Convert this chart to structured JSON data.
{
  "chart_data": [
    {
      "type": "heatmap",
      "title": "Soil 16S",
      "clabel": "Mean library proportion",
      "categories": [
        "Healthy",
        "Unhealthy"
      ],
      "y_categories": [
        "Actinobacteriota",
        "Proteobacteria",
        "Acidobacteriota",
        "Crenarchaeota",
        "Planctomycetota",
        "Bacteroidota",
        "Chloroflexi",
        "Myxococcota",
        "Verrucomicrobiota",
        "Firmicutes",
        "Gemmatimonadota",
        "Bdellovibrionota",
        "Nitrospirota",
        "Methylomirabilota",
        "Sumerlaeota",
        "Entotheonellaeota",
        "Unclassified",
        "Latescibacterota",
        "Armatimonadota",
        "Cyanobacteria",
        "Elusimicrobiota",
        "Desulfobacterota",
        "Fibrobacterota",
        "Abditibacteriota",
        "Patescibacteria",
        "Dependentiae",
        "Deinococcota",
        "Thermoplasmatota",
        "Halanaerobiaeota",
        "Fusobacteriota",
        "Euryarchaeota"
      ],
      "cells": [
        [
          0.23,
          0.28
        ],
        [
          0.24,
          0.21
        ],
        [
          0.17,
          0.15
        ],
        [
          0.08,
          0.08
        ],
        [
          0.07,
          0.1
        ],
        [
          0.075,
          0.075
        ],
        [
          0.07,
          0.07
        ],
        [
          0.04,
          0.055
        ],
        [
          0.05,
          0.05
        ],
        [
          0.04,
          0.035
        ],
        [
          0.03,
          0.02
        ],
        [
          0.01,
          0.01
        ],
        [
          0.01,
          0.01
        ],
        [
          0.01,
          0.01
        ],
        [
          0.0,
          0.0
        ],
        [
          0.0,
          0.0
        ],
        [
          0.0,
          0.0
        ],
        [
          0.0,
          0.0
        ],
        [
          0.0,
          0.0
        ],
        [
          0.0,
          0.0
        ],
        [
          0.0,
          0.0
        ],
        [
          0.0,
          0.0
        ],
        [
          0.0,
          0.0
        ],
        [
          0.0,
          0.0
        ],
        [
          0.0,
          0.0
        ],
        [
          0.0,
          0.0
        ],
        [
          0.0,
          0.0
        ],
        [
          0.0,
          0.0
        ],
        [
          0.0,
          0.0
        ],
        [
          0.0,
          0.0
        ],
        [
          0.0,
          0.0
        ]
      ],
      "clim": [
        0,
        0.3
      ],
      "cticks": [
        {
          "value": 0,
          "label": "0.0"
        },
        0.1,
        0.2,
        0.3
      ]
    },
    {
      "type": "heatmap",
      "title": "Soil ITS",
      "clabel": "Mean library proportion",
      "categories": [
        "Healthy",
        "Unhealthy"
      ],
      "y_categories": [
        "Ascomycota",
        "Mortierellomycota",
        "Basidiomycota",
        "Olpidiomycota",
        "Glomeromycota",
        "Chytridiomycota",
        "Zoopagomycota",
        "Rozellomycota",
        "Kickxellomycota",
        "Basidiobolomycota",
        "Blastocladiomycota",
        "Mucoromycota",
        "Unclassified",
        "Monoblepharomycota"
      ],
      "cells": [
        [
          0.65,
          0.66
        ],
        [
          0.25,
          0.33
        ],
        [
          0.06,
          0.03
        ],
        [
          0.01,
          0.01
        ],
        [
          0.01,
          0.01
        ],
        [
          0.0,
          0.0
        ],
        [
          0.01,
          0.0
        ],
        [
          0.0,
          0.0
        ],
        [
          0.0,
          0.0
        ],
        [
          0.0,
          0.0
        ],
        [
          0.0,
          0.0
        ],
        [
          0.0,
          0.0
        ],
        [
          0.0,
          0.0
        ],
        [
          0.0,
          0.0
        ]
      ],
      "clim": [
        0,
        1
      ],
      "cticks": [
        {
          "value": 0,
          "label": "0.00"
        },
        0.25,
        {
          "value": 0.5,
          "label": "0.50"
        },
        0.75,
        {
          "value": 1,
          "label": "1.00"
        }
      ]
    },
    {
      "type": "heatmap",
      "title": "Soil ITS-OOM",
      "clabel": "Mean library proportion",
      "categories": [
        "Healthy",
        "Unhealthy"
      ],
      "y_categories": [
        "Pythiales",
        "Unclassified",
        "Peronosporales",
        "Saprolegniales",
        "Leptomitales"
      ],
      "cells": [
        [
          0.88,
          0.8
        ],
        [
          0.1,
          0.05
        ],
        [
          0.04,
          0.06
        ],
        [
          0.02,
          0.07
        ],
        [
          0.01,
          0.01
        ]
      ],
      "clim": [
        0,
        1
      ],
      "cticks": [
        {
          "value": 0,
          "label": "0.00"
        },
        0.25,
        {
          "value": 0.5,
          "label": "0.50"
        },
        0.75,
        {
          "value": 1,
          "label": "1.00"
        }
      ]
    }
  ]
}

***

Problem to solve
Copy every line from the entries that contains the word "Soil".

Written solution
      "title": "Soil 16S",
      "title": "Soil ITS",
      "title": "Soil ITS-OOM",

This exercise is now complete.